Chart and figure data

◇ ◇ ◇ ◇ ◇ ◇ ◇

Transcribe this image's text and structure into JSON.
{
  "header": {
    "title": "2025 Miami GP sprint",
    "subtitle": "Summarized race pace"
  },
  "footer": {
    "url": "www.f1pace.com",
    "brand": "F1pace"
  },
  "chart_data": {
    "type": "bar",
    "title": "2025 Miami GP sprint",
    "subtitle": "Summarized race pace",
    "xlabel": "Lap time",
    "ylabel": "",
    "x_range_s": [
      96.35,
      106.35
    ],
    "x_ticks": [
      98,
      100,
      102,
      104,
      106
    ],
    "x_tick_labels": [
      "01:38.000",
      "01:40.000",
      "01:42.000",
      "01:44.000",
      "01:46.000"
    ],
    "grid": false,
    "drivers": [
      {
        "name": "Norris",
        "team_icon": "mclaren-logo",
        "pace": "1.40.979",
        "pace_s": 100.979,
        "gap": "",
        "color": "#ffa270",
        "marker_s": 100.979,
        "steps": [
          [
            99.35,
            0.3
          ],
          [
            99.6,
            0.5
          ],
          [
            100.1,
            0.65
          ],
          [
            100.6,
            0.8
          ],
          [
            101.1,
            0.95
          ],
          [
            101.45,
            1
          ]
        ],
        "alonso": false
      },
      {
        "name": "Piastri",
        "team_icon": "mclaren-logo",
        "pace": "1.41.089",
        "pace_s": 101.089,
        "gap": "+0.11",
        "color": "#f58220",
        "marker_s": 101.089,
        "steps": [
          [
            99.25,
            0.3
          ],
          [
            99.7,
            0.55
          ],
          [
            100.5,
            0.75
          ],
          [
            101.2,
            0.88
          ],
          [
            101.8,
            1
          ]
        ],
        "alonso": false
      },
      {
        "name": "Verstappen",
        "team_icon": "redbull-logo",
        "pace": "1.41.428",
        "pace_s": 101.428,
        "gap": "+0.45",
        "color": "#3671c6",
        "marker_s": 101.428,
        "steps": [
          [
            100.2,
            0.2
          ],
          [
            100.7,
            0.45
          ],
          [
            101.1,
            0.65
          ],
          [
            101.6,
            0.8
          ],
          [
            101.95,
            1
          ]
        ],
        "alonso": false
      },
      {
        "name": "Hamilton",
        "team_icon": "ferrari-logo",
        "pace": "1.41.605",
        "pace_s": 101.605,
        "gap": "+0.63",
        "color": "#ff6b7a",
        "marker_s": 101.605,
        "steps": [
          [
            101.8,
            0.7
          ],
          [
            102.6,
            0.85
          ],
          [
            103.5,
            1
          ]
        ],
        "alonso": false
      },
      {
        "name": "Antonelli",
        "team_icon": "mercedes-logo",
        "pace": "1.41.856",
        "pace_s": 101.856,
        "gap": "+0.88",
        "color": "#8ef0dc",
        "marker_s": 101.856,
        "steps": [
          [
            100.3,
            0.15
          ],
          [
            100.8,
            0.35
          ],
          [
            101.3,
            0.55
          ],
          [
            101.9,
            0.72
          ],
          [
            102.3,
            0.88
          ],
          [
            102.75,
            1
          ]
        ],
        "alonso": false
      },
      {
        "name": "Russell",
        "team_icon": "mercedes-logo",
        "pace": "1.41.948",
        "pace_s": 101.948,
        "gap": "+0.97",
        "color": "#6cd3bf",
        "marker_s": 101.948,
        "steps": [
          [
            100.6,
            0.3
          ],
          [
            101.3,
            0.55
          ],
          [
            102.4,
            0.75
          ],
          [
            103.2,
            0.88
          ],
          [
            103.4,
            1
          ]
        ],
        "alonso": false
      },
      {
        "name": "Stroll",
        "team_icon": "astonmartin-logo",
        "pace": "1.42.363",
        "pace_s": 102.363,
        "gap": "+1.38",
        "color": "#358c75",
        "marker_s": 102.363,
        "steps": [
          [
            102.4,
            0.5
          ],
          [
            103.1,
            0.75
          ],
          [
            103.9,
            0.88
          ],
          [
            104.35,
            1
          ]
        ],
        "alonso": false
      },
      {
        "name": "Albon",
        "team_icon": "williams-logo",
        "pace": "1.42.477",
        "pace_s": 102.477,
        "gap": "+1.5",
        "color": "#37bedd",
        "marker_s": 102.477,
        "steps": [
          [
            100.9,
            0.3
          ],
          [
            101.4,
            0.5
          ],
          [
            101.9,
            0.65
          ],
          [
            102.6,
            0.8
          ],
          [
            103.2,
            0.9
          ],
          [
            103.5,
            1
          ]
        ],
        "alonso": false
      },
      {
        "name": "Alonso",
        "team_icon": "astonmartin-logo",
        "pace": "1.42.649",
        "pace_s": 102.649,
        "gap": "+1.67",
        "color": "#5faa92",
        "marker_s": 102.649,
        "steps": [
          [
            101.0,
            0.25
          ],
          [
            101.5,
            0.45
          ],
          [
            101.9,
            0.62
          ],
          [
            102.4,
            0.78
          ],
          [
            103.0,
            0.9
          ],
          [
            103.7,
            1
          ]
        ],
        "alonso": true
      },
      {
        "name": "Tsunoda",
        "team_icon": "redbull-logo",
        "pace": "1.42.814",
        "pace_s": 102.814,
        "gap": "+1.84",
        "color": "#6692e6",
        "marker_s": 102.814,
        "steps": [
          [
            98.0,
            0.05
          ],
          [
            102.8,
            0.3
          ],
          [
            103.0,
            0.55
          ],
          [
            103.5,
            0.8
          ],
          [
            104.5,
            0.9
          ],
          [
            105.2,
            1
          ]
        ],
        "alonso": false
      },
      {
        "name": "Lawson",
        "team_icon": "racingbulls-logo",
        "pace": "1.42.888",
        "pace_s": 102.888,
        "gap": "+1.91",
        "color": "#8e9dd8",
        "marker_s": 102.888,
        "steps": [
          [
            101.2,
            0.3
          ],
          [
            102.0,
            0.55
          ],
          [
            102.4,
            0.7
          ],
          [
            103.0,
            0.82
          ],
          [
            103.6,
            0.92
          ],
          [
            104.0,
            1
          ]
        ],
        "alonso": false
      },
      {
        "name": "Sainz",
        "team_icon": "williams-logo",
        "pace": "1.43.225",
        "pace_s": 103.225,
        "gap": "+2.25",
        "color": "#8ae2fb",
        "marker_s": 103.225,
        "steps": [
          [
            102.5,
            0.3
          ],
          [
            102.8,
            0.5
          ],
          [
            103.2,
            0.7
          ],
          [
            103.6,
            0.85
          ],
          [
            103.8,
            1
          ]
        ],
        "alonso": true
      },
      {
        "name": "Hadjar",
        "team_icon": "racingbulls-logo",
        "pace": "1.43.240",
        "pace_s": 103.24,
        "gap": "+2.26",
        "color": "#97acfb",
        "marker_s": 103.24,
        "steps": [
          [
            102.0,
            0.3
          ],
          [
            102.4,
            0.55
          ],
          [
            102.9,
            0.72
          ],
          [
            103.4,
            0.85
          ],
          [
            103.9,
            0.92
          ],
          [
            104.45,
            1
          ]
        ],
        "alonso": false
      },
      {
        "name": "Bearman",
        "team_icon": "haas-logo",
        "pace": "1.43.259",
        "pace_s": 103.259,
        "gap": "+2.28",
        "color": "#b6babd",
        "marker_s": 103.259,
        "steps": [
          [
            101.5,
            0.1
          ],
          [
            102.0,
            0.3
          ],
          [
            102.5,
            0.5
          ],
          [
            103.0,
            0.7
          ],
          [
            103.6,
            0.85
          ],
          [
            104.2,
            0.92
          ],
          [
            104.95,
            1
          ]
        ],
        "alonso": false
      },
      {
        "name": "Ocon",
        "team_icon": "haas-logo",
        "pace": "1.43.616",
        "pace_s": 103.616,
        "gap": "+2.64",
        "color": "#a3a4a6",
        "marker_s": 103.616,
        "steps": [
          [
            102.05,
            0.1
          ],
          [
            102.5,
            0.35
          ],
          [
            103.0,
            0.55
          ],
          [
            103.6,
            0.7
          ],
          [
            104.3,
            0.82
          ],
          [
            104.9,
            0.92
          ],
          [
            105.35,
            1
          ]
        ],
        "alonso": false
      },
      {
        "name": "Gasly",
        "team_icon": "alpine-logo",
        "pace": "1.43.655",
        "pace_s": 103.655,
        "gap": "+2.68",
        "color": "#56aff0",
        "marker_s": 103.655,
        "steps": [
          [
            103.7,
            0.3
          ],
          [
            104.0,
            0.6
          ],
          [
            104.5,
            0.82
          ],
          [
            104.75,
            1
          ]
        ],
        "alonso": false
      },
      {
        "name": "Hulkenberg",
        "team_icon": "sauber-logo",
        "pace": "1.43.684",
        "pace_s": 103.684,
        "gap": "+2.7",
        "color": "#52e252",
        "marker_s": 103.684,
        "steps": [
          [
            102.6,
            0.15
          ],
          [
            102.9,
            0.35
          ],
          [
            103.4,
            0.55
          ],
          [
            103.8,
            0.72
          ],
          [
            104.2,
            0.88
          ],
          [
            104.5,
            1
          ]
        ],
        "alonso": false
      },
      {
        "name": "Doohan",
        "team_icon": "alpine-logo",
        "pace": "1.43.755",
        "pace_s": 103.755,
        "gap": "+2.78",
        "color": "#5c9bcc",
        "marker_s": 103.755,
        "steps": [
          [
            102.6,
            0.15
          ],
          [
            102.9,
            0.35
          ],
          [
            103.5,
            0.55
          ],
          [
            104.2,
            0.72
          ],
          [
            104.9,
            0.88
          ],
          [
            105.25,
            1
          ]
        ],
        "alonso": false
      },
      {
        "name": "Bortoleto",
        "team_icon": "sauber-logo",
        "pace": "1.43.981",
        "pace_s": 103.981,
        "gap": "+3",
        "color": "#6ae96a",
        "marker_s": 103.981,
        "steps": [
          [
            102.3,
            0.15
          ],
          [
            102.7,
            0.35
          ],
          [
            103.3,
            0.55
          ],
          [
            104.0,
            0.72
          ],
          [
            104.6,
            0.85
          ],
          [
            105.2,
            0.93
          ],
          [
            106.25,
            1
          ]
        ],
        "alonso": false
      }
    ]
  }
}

◇ ◇ ◇ ◇ ◇ ◇ ◇

WHAT YOU NEED TO DO
Copy and report every line where the word "subtitle" is present.

SOLUTION TO THE PROBLEM
    "subtitle": "Summarized race pace"
    "subtitle": "Summarized race pace",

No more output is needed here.